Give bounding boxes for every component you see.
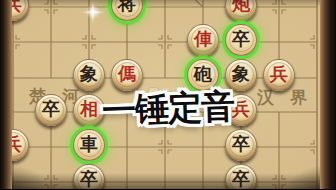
piece-glyph: 将 <box>118 0 136 19</box>
piece-glyph: 車 <box>80 129 98 159</box>
piece-glyph: 象 <box>80 59 98 89</box>
piece-black-soldier-g7[interactable]: 卒 <box>225 24 257 56</box>
piece-black-chariot-c4[interactable]: 車 <box>73 129 105 161</box>
piece-black-soldier-g4[interactable]: 卒 <box>225 129 257 161</box>
piece-glyph: 傌 <box>118 59 136 89</box>
piece-black-general-d8[interactable]: 将 <box>111 0 143 21</box>
piece-black-soldier-c3[interactable]: 卒 <box>73 164 105 190</box>
piece-red-horse-d6[interactable]: 傌 <box>111 59 143 91</box>
piece-glyph: 卒 <box>232 164 250 190</box>
piece-glyph: 卒 <box>232 129 250 159</box>
piece-red-chariot-f7[interactable]: 俥 <box>187 24 219 56</box>
piece-glyph: 象 <box>232 59 250 89</box>
piece-glyph: 卒 <box>232 24 250 54</box>
sparkle-effect-icon <box>85 4 101 20</box>
piece-black-soldier-g3[interactable]: 卒 <box>225 164 257 190</box>
piece-red-cannon-g8[interactable]: 炮 <box>225 0 257 21</box>
piece-red-soldier-h6[interactable]: 兵 <box>263 59 295 91</box>
piece-glyph: 俥 <box>194 24 212 54</box>
piece-glyph: 砲 <box>194 59 212 89</box>
piece-glyph: 兵 <box>270 59 288 89</box>
xiangqi-game-screenshot: 楚河 汉界 象棋 兵将炮俥卒象傌砲象兵卒相兵兵車卒卒卒 一锤定音 <box>0 0 336 189</box>
piece-glyph: 炮 <box>232 0 250 19</box>
left-frame-bar <box>0 0 12 189</box>
piece-black-elephant-c6[interactable]: 象 <box>73 59 105 91</box>
piece-glyph: 卒 <box>80 164 98 190</box>
right-frame-bar <box>320 0 336 189</box>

• Directions for this task
Starting at the line containing "piece-glyph: 将 <box>118 0 136 19</box>" and ending at the last line of the records, reproduce those lines, substituting "glyph-label" for "piece-glyph" and leaving everything else unchanged.

• Written answer
glyph-label: 将 <box>118 0 136 19</box>
glyph-label: 車 <box>80 129 98 159</box>
glyph-label: 象 <box>80 59 98 89</box>
piece-black-soldier-g7[interactable]: 卒 <box>225 24 257 56</box>
piece-black-chariot-c4[interactable]: 車 <box>73 129 105 161</box>
piece-black-soldier-g4[interactable]: 卒 <box>225 129 257 161</box>
glyph-label: 傌 <box>118 59 136 89</box>
piece-black-general-d8[interactable]: 将 <box>111 0 143 21</box>
piece-black-soldier-c3[interactable]: 卒 <box>73 164 105 190</box>
piece-red-horse-d6[interactable]: 傌 <box>111 59 143 91</box>
glyph-label: 卒 <box>232 164 250 190</box>
glyph-label: 卒 <box>232 129 250 159</box>
piece-red-chariot-f7[interactable]: 俥 <box>187 24 219 56</box>
glyph-label: 象 <box>232 59 250 89</box>
glyph-label: 卒 <box>232 24 250 54</box>
sparkle-effect-icon <box>85 4 101 20</box>
piece-black-soldier-g3[interactable]: 卒 <box>225 164 257 190</box>
piece-red-cannon-g8[interactable]: 炮 <box>225 0 257 21</box>
piece-red-soldier-h6[interactable]: 兵 <box>263 59 295 91</box>
glyph-label: 俥 <box>194 24 212 54</box>
glyph-label: 砲 <box>194 59 212 89</box>
glyph-label: 兵 <box>270 59 288 89</box>
xiangqi-game-screenshot: 楚河 汉界 象棋 兵将炮俥卒象傌砲象兵卒相兵兵車卒卒卒 一锤定音 <box>0 0 336 189</box>
glyph-label: 炮 <box>232 0 250 19</box>
left-frame-bar <box>0 0 12 189</box>
piece-black-elephant-c6[interactable]: 象 <box>73 59 105 91</box>
glyph-label: 卒 <box>80 164 98 190</box>
right-frame-bar <box>320 0 336 189</box>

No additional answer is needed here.